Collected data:

—————

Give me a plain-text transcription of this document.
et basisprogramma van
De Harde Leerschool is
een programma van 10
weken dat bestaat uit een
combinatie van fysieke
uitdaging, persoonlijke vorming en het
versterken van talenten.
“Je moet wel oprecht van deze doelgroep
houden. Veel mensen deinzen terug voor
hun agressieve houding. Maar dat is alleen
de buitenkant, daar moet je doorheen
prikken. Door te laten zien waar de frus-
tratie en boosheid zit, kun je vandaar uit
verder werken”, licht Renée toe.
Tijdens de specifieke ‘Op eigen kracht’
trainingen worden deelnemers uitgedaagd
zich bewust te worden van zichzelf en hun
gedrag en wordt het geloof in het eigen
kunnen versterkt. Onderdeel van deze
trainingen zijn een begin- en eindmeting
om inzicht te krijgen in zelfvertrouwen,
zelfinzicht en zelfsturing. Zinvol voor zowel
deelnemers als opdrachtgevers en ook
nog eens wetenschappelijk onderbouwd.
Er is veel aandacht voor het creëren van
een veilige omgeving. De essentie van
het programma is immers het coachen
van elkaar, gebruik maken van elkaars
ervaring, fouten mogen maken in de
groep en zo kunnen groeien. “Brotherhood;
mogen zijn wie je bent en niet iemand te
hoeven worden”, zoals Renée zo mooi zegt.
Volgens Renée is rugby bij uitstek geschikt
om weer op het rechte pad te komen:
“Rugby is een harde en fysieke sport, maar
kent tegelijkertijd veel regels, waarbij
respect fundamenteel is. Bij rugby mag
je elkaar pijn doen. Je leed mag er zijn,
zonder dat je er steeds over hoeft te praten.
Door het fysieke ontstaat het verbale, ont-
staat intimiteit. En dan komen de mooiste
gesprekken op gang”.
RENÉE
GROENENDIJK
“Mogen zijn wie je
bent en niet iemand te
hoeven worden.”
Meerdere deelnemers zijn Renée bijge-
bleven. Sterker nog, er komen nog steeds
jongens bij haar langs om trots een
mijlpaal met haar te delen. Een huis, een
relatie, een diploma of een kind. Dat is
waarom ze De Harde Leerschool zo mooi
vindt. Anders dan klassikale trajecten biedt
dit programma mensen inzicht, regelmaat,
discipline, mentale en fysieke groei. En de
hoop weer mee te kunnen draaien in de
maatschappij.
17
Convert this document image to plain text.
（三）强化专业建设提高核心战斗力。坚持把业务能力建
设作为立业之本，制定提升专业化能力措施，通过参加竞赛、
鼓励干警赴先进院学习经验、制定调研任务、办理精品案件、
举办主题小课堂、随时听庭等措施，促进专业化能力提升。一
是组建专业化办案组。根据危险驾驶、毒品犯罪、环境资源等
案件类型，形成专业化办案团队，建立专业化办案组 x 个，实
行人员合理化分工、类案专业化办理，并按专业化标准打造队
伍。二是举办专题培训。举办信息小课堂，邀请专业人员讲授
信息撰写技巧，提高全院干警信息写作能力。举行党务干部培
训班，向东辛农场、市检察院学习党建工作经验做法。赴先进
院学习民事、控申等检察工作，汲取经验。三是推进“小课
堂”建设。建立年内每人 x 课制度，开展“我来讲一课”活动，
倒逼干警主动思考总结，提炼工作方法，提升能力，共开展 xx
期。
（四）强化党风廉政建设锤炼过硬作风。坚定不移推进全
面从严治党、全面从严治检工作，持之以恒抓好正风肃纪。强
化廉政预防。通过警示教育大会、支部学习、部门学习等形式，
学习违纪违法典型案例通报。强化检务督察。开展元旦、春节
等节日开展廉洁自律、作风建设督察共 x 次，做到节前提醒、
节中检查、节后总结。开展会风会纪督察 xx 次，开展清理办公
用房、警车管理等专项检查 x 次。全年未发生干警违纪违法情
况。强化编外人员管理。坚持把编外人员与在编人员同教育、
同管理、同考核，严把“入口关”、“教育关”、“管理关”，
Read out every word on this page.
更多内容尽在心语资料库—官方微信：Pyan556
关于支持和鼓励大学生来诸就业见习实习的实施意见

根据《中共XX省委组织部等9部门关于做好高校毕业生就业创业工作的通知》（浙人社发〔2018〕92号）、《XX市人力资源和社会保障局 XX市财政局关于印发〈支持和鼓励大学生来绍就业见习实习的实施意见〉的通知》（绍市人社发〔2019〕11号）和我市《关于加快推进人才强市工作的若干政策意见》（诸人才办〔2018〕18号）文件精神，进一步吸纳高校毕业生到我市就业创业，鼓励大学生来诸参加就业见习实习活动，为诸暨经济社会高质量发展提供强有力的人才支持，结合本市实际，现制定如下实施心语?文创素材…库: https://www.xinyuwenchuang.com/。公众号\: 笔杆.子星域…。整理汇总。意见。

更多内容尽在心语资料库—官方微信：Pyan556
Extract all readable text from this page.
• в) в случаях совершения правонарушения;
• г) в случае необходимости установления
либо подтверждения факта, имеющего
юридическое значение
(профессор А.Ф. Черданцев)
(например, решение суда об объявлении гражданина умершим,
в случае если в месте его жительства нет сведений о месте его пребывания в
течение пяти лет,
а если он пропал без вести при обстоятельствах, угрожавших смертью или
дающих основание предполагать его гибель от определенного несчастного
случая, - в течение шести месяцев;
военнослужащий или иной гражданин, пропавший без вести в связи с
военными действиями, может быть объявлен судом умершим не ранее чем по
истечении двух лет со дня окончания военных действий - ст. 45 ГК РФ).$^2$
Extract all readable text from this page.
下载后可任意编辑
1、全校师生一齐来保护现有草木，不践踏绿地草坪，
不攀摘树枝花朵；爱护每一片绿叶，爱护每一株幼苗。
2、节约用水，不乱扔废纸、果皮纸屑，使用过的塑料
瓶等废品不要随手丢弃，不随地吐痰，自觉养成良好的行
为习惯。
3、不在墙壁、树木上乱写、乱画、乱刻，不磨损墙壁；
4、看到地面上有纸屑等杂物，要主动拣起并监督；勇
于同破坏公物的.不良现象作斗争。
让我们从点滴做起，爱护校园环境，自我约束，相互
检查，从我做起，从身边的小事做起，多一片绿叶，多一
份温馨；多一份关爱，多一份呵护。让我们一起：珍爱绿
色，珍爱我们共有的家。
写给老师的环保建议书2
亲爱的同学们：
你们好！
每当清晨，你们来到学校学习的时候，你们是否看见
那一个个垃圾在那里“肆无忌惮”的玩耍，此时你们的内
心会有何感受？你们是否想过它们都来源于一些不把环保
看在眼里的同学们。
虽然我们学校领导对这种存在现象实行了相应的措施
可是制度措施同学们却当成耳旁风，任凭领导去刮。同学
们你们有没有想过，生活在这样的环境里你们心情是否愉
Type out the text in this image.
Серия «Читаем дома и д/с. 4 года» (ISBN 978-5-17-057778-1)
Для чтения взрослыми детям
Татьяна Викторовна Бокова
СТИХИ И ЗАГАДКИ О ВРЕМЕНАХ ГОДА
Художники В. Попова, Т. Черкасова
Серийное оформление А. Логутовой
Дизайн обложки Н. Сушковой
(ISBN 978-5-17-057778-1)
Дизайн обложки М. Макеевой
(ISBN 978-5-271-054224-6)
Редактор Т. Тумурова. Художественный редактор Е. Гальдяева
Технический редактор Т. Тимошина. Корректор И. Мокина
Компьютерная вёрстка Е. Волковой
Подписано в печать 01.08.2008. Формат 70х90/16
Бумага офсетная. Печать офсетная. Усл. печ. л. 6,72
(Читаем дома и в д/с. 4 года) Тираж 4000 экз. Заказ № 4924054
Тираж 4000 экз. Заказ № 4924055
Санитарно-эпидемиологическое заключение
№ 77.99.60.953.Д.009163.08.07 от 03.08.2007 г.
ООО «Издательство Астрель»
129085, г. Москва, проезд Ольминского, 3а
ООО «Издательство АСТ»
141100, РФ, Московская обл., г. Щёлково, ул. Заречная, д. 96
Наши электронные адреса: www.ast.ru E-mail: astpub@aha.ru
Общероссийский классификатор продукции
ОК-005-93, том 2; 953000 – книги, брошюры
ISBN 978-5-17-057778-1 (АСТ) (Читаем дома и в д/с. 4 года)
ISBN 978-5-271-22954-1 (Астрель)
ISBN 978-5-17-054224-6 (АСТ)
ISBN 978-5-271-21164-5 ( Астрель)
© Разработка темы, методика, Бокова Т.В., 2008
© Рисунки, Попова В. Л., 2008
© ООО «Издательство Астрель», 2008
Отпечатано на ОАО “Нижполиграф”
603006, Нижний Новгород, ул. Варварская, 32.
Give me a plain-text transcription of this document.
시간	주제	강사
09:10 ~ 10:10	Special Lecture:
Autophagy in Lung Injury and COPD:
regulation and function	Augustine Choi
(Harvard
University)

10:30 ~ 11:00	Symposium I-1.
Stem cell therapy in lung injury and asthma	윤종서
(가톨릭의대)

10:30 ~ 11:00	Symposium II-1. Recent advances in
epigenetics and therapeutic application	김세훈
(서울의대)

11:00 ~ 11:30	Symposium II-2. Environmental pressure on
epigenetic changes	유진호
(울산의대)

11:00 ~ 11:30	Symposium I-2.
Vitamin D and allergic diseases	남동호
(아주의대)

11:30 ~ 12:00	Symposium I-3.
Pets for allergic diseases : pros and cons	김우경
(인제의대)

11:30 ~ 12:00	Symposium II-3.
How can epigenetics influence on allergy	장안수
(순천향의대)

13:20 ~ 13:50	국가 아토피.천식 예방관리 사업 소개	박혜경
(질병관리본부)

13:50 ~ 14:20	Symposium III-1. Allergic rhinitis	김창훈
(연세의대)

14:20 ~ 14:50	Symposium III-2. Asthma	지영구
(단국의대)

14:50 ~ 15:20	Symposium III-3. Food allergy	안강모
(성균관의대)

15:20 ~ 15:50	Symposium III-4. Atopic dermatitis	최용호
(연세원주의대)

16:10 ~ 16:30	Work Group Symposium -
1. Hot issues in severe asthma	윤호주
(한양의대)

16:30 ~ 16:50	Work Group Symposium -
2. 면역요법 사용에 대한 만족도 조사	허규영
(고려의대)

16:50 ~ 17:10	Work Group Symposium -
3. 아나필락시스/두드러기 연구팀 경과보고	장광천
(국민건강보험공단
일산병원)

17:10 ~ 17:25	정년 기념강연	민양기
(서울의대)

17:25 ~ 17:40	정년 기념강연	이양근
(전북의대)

—————

EXERCISE BRIEF: Copy all lines from the listing that contain "умершим".

SOLUTION TO THE EXERCISE:
(например, решение суда об объявлении гражданина умершим,
военными действиями, может быть объявлен судом умершим не ранее чем по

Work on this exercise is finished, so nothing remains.